>>>>
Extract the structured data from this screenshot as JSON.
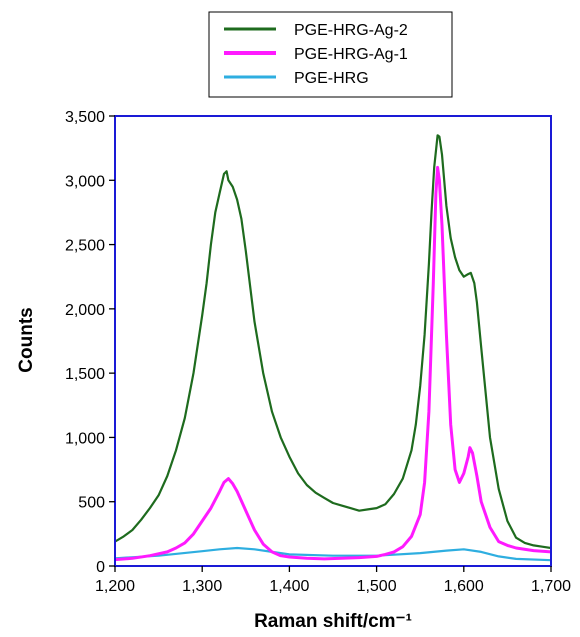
{
  "chart_data": {
    "type": "line",
    "xlabel": "Raman shift/cm⁻¹",
    "ylabel": "Counts",
    "xlim": [
      1200,
      1700
    ],
    "ylim": [
      0,
      3500
    ],
    "x_ticks": [
      1200,
      1300,
      1400,
      1500,
      1600,
      1700
    ],
    "x_tick_labels": [
      "1,200",
      "1,300",
      "1,400",
      "1,500",
      "1,600",
      "1,700"
    ],
    "y_ticks": [
      0,
      500,
      1000,
      1500,
      2000,
      2500,
      3000,
      3500
    ],
    "y_tick_labels": [
      "0",
      "500",
      "1,000",
      "1,500",
      "2,000",
      "2,500",
      "3,000",
      "3,500"
    ],
    "grid": false,
    "legend_position": "top",
    "series": [
      {
        "name": "PGE-HRG-Ag-2",
        "color": "#1e6b1e",
        "x": [
          1200,
          1210,
          1220,
          1230,
          1240,
          1250,
          1260,
          1270,
          1280,
          1290,
          1300,
          1305,
          1310,
          1315,
          1320,
          1325,
          1328,
          1330,
          1335,
          1340,
          1345,
          1350,
          1360,
          1370,
          1380,
          1390,
          1400,
          1410,
          1420,
          1430,
          1440,
          1450,
          1460,
          1470,
          1480,
          1490,
          1500,
          1510,
          1520,
          1530,
          1540,
          1545,
          1550,
          1555,
          1560,
          1563,
          1566,
          1570,
          1572,
          1575,
          1580,
          1585,
          1590,
          1595,
          1600,
          1605,
          1608,
          1612,
          1615,
          1620,
          1625,
          1630,
          1640,
          1650,
          1660,
          1670,
          1680,
          1690,
          1700
        ],
        "y": [
          190,
          230,
          280,
          360,
          450,
          550,
          700,
          900,
          1150,
          1500,
          1950,
          2200,
          2500,
          2750,
          2900,
          3050,
          3070,
          3000,
          2950,
          2850,
          2700,
          2450,
          1900,
          1500,
          1200,
          1000,
          850,
          720,
          630,
          570,
          530,
          490,
          470,
          450,
          430,
          440,
          450,
          480,
          560,
          680,
          900,
          1100,
          1400,
          1800,
          2350,
          2750,
          3100,
          3350,
          3340,
          3200,
          2800,
          2550,
          2400,
          2300,
          2250,
          2270,
          2280,
          2200,
          2050,
          1700,
          1350,
          1000,
          600,
          350,
          220,
          180,
          160,
          150,
          140
        ]
      },
      {
        "name": "PGE-HRG-Ag-1",
        "color": "#ff1aff",
        "x": [
          1200,
          1220,
          1240,
          1260,
          1270,
          1280,
          1290,
          1300,
          1310,
          1320,
          1325,
          1330,
          1335,
          1340,
          1350,
          1360,
          1370,
          1380,
          1390,
          1400,
          1420,
          1440,
          1460,
          1480,
          1500,
          1510,
          1520,
          1530,
          1540,
          1550,
          1555,
          1560,
          1565,
          1568,
          1570,
          1572,
          1575,
          1580,
          1585,
          1590,
          1595,
          1600,
          1605,
          1607,
          1610,
          1615,
          1620,
          1630,
          1640,
          1650,
          1660,
          1680,
          1700
        ],
        "y": [
          50,
          60,
          80,
          110,
          140,
          180,
          250,
          350,
          450,
          580,
          650,
          680,
          640,
          580,
          430,
          280,
          170,
          110,
          80,
          70,
          60,
          55,
          60,
          65,
          75,
          90,
          110,
          150,
          230,
          400,
          650,
          1200,
          2200,
          2900,
          3100,
          3000,
          2650,
          1800,
          1100,
          750,
          650,
          720,
          850,
          920,
          880,
          700,
          500,
          300,
          190,
          160,
          140,
          120,
          110
        ]
      },
      {
        "name": "PGE-HRG",
        "color": "#2eaee0",
        "x": [
          1200,
          1250,
          1300,
          1320,
          1340,
          1360,
          1380,
          1400,
          1450,
          1500,
          1550,
          1580,
          1600,
          1620,
          1640,
          1660,
          1700
        ],
        "y": [
          60,
          80,
          115,
          130,
          140,
          130,
          110,
          90,
          80,
          80,
          100,
          120,
          130,
          110,
          75,
          55,
          45
        ]
      }
    ]
  }
}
<<<<
EXERCISE PROMPT
Look through the data above. Find each line with the string "name" and copy it.

ANSWER IN FULL
        "name": "PGE-HRG-Ag-2",
        "name": "PGE-HRG-Ag-1",
        "name": "PGE-HRG",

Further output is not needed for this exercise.